(Extracted records)

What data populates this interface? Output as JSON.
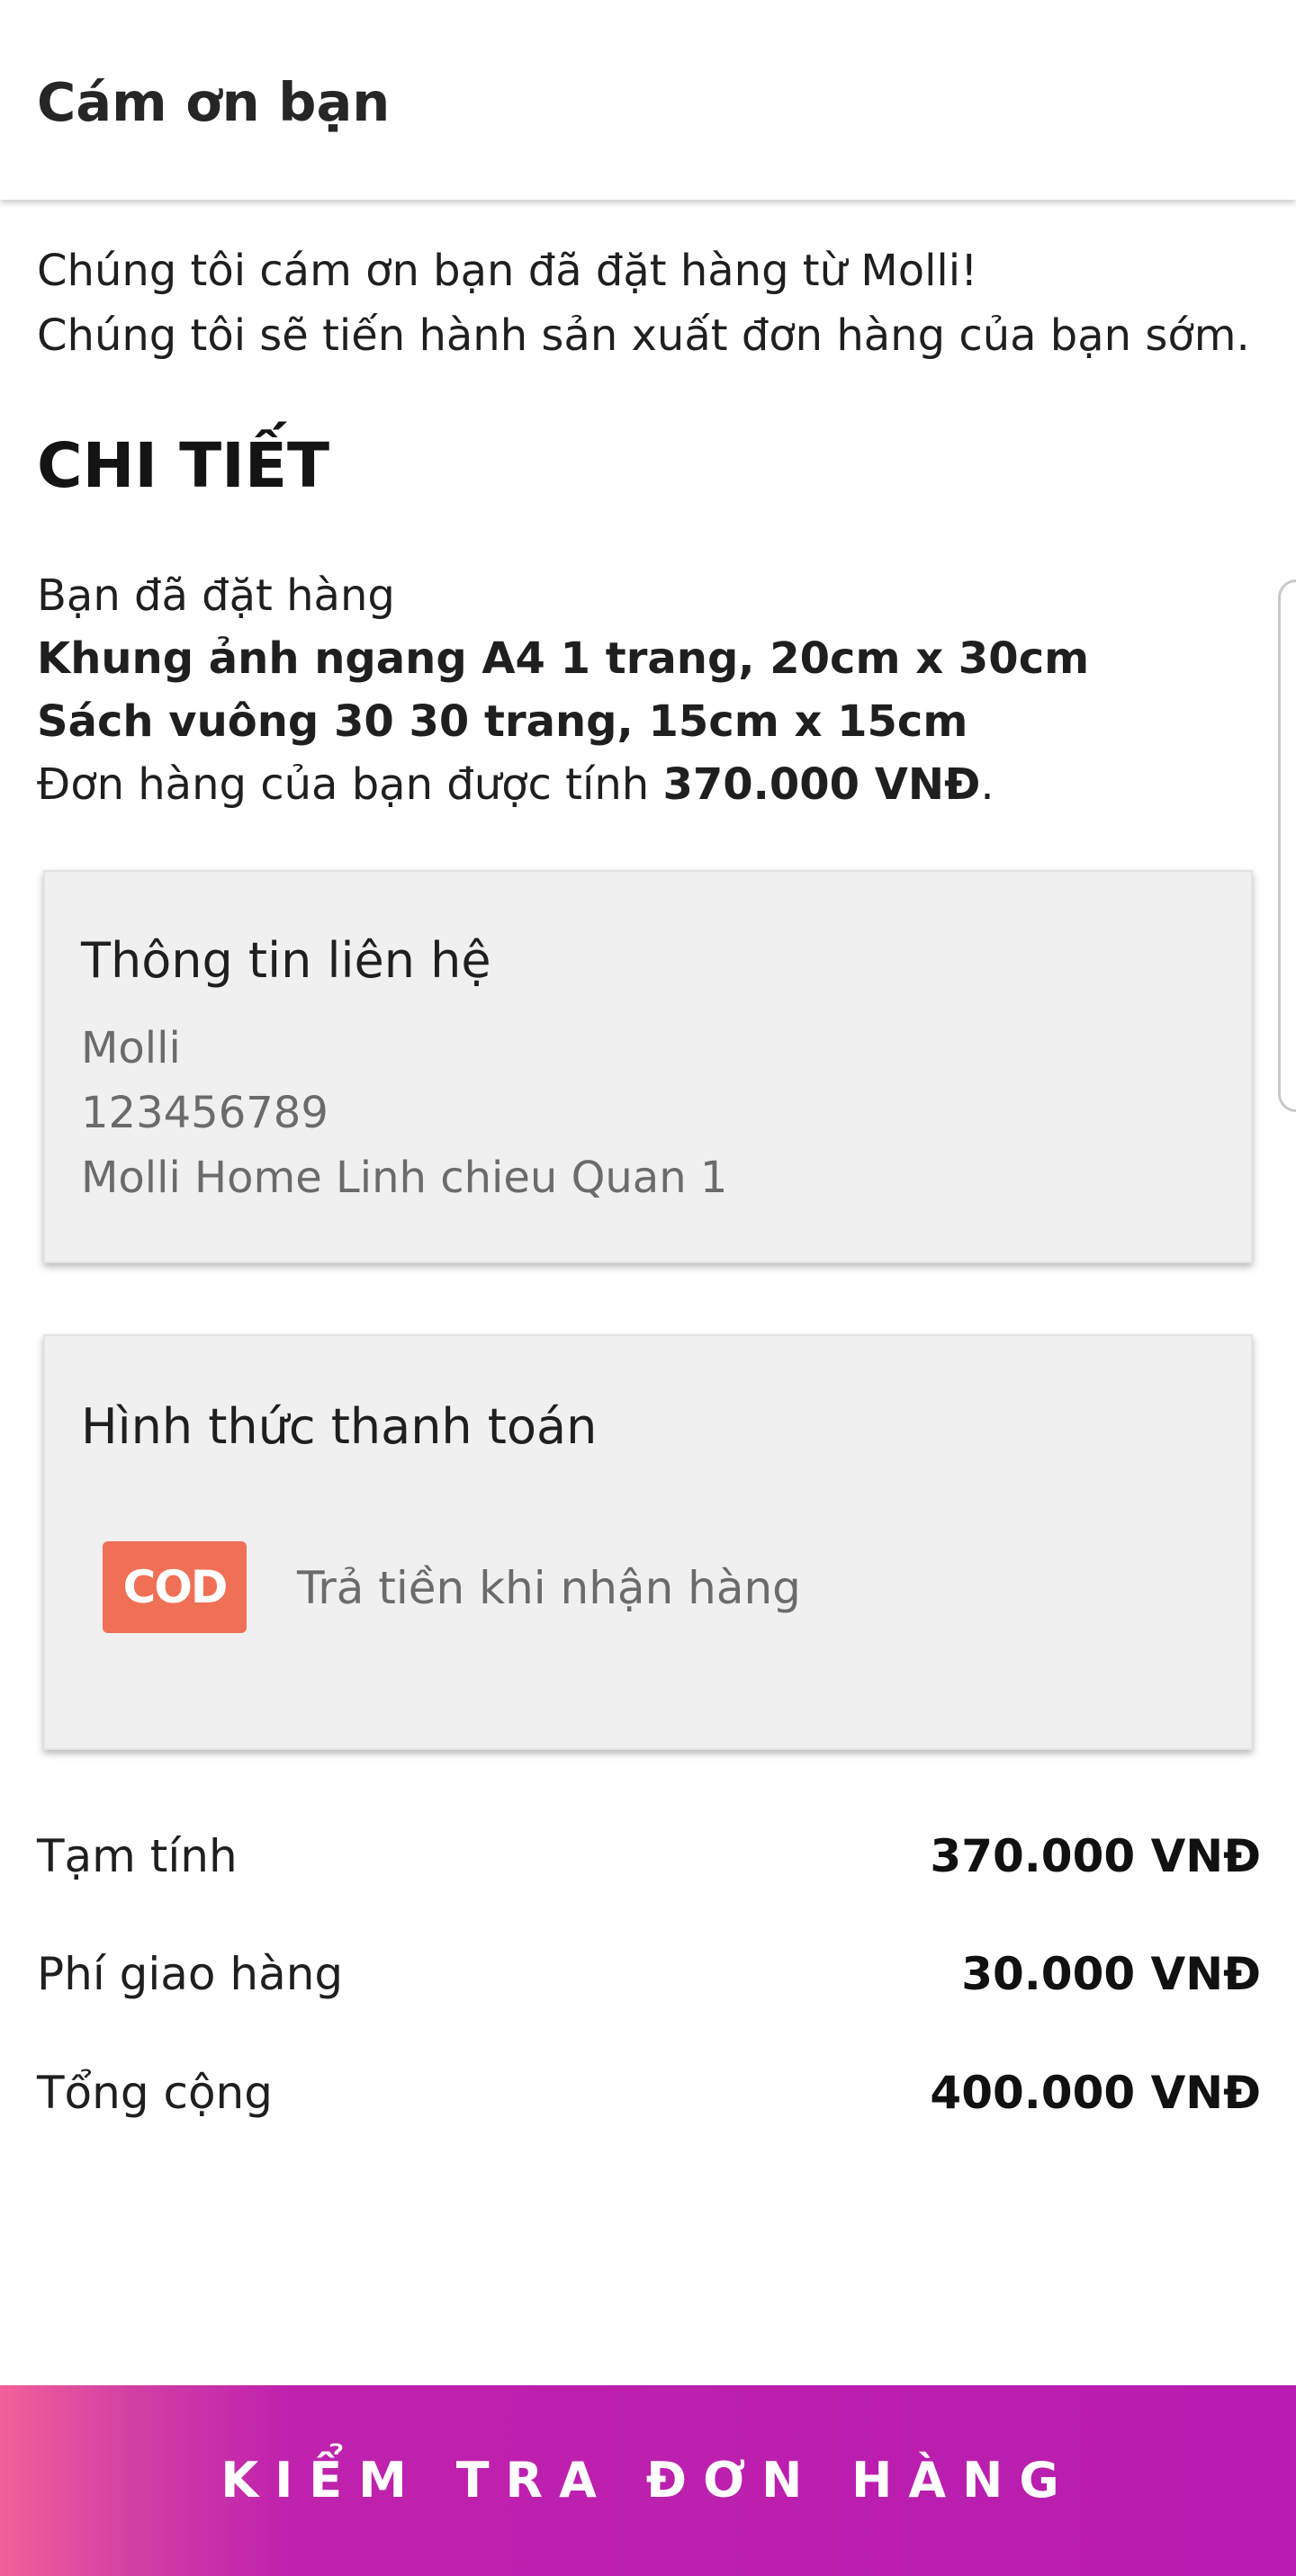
{
  "header": {
    "title": "Cám ơn bạn"
  },
  "intro": {
    "line1": "Chúng tôi cám ơn bạn đã đặt hàng từ Molli!",
    "line2": "Chúng tôi sẽ tiến hành sản xuất đơn hàng của bạn sớm."
  },
  "details": {
    "heading": "CHI TIẾT",
    "ordered_label": "Bạn đã đặt hàng",
    "items": [
      "Khung ảnh ngang A4 1 trang, 20cm x 30cm",
      "Sách vuông 30 30 trang, 15cm x 15cm"
    ],
    "price_prefix": "Đơn hàng của bạn được tính ",
    "price_value": "370.000 VNĐ",
    "price_suffix": "."
  },
  "contact": {
    "title": "Thông tin liên hệ",
    "name": "Molli",
    "phone": "123456789",
    "address": "Molli Home Linh chieu Quan 1"
  },
  "payment": {
    "title": "Hình thức thanh toán",
    "badge": "COD",
    "method": "Trả tiền khi nhận hàng",
    "badge_color": "#f07055"
  },
  "summary": [
    {
      "label": "Tạm tính",
      "value": "370.000 VNĐ"
    },
    {
      "label": "Phí giao hàng",
      "value": "30.000 VNĐ"
    },
    {
      "label": "Tổng cộng",
      "value": "400.000 VNĐ"
    }
  ],
  "cta": {
    "label": "KIỂM TRA ĐƠN HÀNG",
    "gradient_start": "#f2609a",
    "gradient_end": "#b81cb0"
  }
}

## AIM OF THE EXERCISE
Repeat all of the data above word for word, minus the pictures.

## RIGHT ANSWER
What data populates this interface? Output as JSON.
{
  "header": {
    "title": "Cám ơn bạn"
  },
  "intro": {
    "line1": "Chúng tôi cám ơn bạn đã đặt hàng từ Molli!",
    "line2": "Chúng tôi sẽ tiến hành sản xuất đơn hàng của bạn sớm."
  },
  "details": {
    "heading": "CHI TIẾT",
    "ordered_label": "Bạn đã đặt hàng",
    "items": [
      "Khung ảnh ngang A4 1 trang, 20cm x 30cm",
      "Sách vuông 30 30 trang, 15cm x 15cm"
    ],
    "price_prefix": "Đơn hàng của bạn được tính ",
    "price_value": "370.000 VNĐ",
    "price_suffix": "."
  },
  "contact": {
    "title": "Thông tin liên hệ",
    "name": "Molli",
    "phone": "123456789",
    "address": "Molli Home Linh chieu Quan 1"
  },
  "payment": {
    "title": "Hình thức thanh toán",
    "badge": "COD",
    "method": "Trả tiền khi nhận hàng",
    "badge_color": "#f07055"
  },
  "summary": [
    {
      "label": "Tạm tính",
      "value": "370.000 VNĐ"
    },
    {
      "label": "Phí giao hàng",
      "value": "30.000 VNĐ"
    },
    {
      "label": "Tổng cộng",
      "value": "400.000 VNĐ"
    }
  ],
  "cta": {
    "label": "KIỂM TRA ĐƠN HÀNG",
    "gradient_start": "#f2609a",
    "gradient_end": "#b81cb0"
  }
}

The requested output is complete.